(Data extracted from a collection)
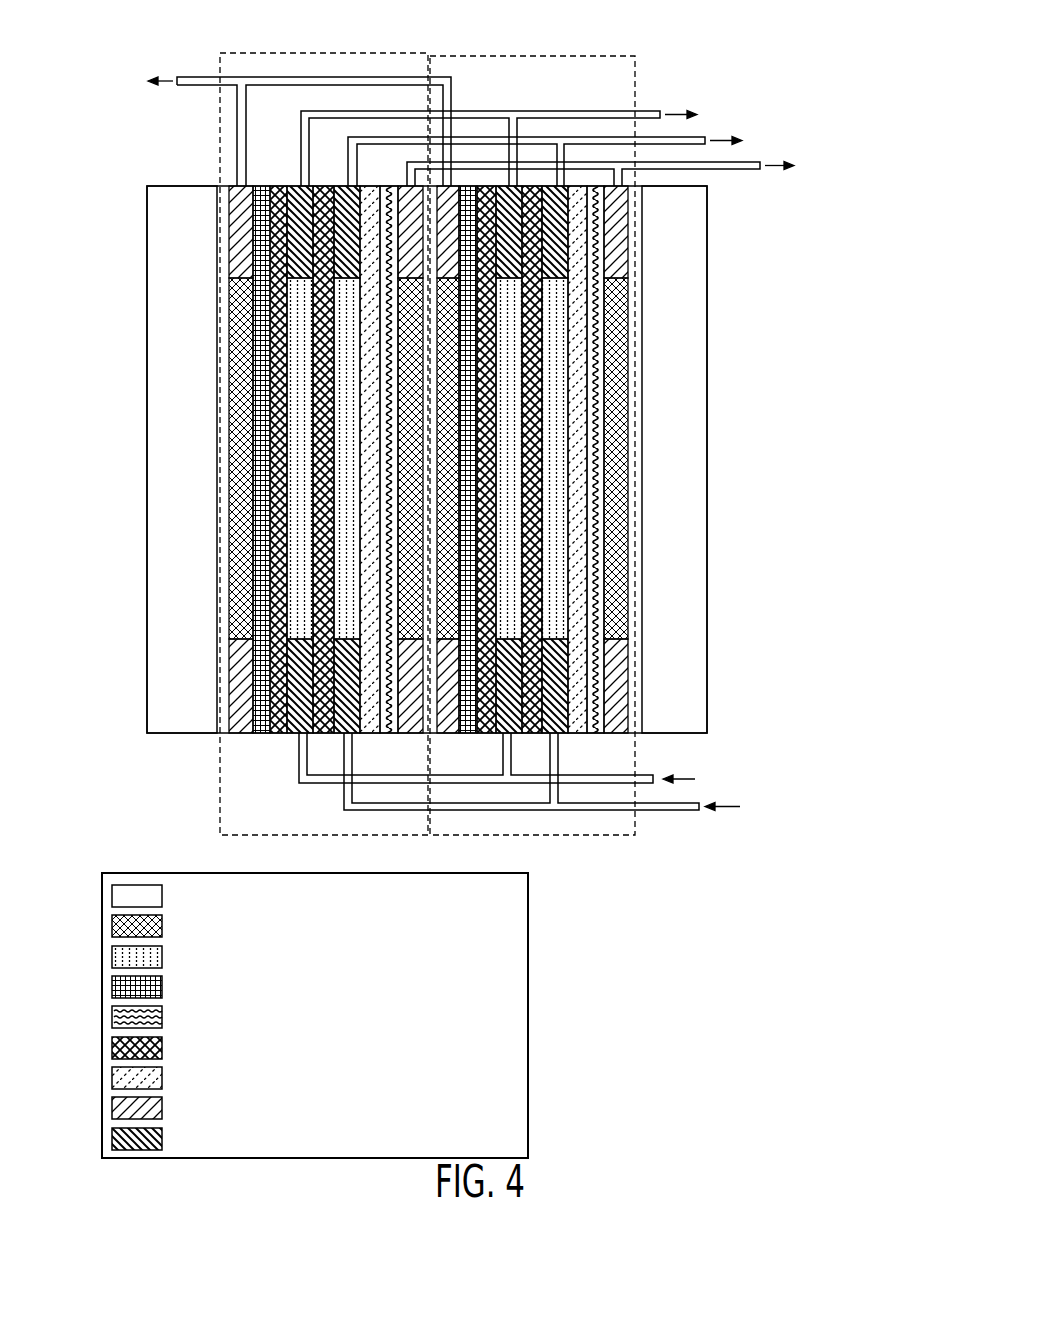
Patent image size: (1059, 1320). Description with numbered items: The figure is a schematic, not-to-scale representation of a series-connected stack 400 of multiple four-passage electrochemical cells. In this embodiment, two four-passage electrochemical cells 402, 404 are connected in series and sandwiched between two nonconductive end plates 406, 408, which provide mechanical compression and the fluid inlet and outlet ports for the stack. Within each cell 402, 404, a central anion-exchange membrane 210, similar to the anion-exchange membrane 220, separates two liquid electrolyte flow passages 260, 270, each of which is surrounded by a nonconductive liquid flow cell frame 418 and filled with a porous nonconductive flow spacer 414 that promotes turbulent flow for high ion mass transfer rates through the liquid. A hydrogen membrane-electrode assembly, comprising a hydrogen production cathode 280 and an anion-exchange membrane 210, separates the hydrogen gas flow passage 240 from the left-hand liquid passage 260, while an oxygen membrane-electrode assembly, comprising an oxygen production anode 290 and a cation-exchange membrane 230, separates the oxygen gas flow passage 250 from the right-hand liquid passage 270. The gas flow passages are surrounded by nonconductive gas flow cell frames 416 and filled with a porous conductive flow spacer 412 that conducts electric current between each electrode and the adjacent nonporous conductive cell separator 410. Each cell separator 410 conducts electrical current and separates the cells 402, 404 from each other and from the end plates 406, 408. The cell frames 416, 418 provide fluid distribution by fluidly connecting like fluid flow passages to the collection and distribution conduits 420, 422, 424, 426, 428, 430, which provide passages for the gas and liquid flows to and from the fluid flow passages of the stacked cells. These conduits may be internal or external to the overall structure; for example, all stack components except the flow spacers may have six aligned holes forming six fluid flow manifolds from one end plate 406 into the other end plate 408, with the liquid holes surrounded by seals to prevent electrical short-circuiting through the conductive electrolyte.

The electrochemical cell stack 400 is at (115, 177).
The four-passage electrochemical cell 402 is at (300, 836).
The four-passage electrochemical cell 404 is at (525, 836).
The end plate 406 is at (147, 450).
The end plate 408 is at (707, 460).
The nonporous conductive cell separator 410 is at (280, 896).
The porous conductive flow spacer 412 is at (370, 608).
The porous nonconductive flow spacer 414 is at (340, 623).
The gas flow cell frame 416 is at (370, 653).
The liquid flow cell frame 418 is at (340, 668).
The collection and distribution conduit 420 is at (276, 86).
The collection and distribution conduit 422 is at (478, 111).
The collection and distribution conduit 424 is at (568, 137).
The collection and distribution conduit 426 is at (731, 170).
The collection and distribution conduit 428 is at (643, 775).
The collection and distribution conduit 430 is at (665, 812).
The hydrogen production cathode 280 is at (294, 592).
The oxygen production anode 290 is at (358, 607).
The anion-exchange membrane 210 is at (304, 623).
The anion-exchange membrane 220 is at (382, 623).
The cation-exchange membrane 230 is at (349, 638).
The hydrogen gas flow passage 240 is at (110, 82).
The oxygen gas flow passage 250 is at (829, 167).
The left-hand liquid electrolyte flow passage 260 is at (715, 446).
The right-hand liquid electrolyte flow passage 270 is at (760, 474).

WHAT THE TASK REQUIRES |
Retype every record above exactly as written, but leave out the pictures.

EXERCISE RESULT |
Patent image size: (1059, 1320). Description with numbered items: The figure is a schematic, not-to-scale representation of a series-connected stack 400 of multiple four-passage electrochemical cells. In this embodiment, two four-passage electrochemical cells 402, 404 are connected in series and sandwiched between two nonconductive end plates 406, 408, which provide mechanical compression and the fluid inlet and outlet ports for the stack. Within each cell 402, 404, a central anion-exchange membrane 210, similar to the anion-exchange membrane 220, separates two liquid electrolyte flow passages 260, 270, each of which is surrounded by a nonconductive liquid flow cell frame 418 and filled with a porous nonconductive flow spacer 414 that promotes turbulent flow for high ion mass transfer rates through the liquid. A hydrogen membrane-electrode assembly, comprising a hydrogen production cathode 280 and an anion-exchange membrane 210, separates the hydrogen gas flow passage 240 from the left-hand liquid passage 260, while an oxygen membrane-electrode assembly, comprising an oxygen production anode 290 and a cation-exchange membrane 230, separates the oxygen gas flow passage 250 from the right-hand liquid passage 270. The gas flow passages are surrounded by nonconductive gas flow cell frames 416 and filled with a porous conductive flow spacer 412 that conducts electric current between each electrode and the adjacent nonporous conductive cell separator 410. Each cell separator 410 conducts electrical current and separates the cells 402, 404 from each other and from the end plates 406, 408. The cell frames 416, 418 provide fluid distribution by fluidly connecting like fluid flow passages to the collection and distribution conduits 420, 422, 424, 426, 428, 430, which provide passages for the gas and liquid flows to and from the fluid flow passages of the stacked cells. These conduits may be internal or external to the overall structure; for example, all stack components except the flow spacers may have six aligned holes forming six fluid flow manifolds from one end plate 406 into the other end plate 408, with the liquid holes surrounded by seals to prevent electrical short-circuiting through the conductive electrolyte.

The electrochemical cell stack 400 is at (115, 177).
The four-passage electrochemical cell 402 is at (300, 836).
The four-passage electrochemical cell 404 is at (525, 836).
The end plate 406 is at (147, 450).
The end plate 408 is at (707, 460).
The nonporous conductive cell separator 410 is at (280, 896).
The porous conductive flow spacer 412 is at (370, 608).
The porous nonconductive flow spacer 414 is at (340, 623).
The gas flow cell frame 416 is at (370, 653).
The liquid flow cell frame 418 is at (340, 668).
The collection and distribution conduit 420 is at (276, 86).
The collection and distribution conduit 422 is at (478, 111).
The collection and distribution conduit 424 is at (568, 137).
The collection and distribution conduit 426 is at (731, 170).
The collection and distribution conduit 428 is at (643, 775).
The collection and distribution conduit 430 is at (665, 812).
The hydrogen production cathode 280 is at (294, 592).
The oxygen production anode 290 is at (358, 607).
The anion-exchange membrane 210 is at (304, 623).
The anion-exchange membrane 220 is at (382, 623).
The cation-exchange membrane 230 is at (349, 638).
The hydrogen gas flow passage 240 is at (110, 82).
The oxygen gas flow passage 250 is at (829, 167).
The left-hand liquid electrolyte flow passage 260 is at (715, 446).
The right-hand liquid electrolyte flow passage 270 is at (760, 474).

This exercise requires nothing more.